-- Start DATASET RECORDS --

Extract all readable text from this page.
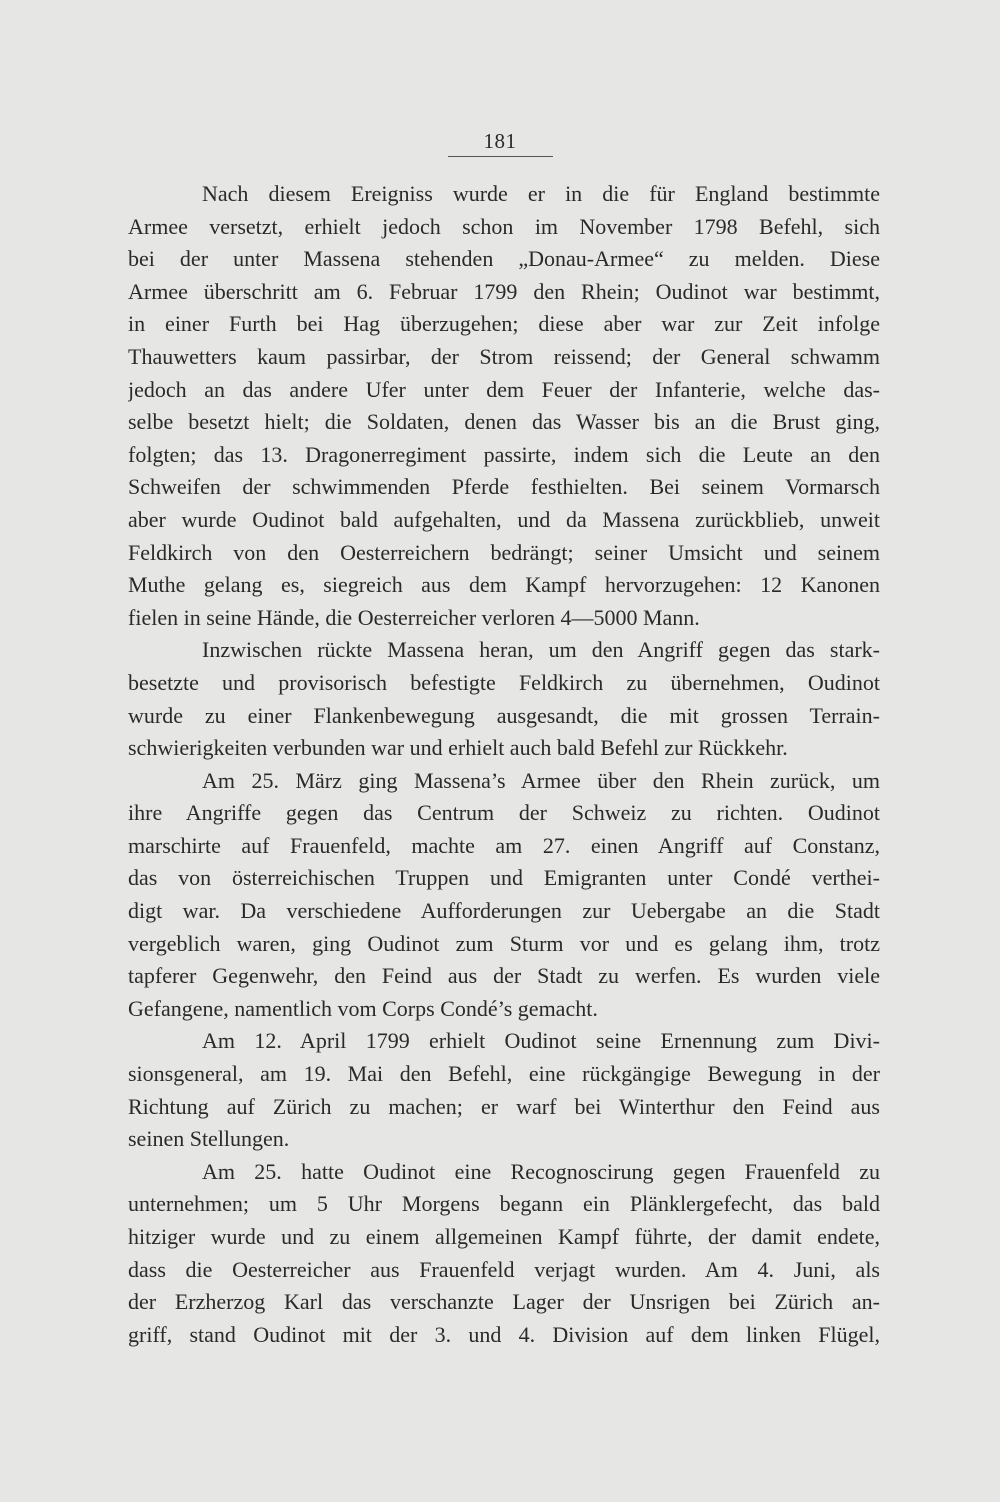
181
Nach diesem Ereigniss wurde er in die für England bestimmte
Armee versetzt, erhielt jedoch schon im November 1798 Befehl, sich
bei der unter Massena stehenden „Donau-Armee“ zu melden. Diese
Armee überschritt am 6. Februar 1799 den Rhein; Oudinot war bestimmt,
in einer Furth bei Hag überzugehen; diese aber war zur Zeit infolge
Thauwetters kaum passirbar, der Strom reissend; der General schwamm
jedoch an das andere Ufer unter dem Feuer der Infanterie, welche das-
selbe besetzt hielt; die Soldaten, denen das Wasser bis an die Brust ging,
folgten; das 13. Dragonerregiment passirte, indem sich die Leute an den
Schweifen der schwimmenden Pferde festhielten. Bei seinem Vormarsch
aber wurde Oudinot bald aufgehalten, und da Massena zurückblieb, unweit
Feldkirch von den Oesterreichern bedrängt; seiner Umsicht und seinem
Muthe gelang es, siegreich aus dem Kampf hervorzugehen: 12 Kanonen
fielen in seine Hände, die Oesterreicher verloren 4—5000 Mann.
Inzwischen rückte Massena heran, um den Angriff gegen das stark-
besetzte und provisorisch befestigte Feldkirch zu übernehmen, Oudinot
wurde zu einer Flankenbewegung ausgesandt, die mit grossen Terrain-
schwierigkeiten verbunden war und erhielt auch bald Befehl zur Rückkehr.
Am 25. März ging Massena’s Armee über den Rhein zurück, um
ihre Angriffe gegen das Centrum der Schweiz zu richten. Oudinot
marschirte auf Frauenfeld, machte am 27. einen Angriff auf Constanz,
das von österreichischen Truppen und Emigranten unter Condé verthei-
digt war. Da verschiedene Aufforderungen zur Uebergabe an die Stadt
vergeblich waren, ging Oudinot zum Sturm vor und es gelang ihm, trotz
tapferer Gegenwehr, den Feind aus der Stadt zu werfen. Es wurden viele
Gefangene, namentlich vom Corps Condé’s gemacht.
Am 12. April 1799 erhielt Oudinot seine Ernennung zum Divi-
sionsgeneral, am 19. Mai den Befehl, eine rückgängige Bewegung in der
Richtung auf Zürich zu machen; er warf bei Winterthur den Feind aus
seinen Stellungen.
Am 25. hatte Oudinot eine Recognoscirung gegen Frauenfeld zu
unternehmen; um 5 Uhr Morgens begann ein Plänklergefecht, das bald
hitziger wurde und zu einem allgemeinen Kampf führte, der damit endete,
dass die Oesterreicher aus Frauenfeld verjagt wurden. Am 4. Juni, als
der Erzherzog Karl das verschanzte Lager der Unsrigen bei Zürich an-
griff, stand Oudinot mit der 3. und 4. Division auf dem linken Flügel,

-- End DATASET RECORDS --

THE REQUEST → Search the data for the word "Frauenfeld" and copy each line where it appears.

THE COMPLETED TASK →
marschirte auf Frauenfeld, machte am 27. einen Angriff auf Constanz,
Am 25. hatte Oudinot eine Recognoscirung gegen Frauenfeld zu
dass die Oesterreicher aus Frauenfeld verjagt wurden. Am 4. Juni, als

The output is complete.